Task to complete: Retrieve each line that contains the word "medication" from the entries below.
• • • • •
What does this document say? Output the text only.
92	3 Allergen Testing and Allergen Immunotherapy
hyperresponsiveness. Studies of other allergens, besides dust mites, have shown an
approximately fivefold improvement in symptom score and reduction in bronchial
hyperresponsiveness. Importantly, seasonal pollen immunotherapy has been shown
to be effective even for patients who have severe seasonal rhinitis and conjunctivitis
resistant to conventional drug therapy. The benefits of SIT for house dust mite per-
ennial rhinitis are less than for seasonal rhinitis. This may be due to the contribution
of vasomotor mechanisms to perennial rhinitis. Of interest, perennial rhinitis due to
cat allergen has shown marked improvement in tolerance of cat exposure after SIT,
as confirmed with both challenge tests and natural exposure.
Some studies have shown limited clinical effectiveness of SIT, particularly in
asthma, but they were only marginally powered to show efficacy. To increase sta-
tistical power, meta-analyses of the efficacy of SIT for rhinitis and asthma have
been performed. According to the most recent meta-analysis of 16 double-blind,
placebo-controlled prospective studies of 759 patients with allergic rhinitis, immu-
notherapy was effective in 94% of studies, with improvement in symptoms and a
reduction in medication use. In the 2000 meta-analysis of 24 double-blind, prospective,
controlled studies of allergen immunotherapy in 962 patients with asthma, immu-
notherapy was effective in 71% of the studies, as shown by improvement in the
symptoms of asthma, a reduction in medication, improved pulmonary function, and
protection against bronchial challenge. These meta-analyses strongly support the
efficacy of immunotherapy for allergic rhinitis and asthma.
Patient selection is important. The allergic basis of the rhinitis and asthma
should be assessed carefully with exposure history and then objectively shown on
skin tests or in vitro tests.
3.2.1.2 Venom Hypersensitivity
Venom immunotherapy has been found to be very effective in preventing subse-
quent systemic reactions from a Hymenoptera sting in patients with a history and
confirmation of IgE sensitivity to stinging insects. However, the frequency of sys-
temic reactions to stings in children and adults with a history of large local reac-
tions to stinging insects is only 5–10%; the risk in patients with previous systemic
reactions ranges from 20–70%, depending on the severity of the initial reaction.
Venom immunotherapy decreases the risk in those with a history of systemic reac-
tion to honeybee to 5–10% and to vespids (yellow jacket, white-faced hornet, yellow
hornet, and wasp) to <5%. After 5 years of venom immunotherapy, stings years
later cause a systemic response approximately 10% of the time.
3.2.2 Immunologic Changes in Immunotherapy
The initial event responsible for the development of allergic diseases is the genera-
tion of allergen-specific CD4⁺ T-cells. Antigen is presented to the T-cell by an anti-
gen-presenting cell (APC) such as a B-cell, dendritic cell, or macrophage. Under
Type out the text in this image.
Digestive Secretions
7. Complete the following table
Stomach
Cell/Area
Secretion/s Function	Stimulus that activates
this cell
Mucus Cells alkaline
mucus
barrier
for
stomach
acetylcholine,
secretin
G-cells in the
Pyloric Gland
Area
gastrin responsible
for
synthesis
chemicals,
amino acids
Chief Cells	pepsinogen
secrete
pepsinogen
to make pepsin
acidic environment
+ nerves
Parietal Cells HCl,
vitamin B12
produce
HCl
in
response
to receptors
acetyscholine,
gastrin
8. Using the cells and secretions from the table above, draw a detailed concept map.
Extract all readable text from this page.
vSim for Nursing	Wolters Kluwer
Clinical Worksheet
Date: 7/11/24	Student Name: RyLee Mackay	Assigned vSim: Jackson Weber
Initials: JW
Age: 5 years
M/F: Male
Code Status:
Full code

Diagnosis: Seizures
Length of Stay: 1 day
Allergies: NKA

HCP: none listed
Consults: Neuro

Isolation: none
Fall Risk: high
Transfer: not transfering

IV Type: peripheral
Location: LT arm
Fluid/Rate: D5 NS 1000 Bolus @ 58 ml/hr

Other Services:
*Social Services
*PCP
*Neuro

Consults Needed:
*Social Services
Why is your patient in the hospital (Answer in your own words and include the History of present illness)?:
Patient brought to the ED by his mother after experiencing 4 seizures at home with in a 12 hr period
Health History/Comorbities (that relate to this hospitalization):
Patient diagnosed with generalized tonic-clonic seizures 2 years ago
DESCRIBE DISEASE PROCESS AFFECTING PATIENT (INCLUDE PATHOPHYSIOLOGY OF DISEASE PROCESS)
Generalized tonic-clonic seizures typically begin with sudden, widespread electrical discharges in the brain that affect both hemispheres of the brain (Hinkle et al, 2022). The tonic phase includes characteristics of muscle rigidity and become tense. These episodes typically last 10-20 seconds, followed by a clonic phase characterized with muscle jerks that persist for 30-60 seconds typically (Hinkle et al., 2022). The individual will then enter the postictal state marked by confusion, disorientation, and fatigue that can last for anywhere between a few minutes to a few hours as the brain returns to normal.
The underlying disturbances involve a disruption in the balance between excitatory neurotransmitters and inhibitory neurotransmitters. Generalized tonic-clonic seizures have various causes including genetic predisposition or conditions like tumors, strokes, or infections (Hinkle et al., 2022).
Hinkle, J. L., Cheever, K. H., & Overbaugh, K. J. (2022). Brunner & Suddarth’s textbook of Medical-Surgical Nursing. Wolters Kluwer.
• • • • •
Output of the task:
reduction in medication use. In the 2000 meta-analysis of 24 double-blind, prospective,
symptoms of asthma, a reduction in medication, improved pulmonary function, and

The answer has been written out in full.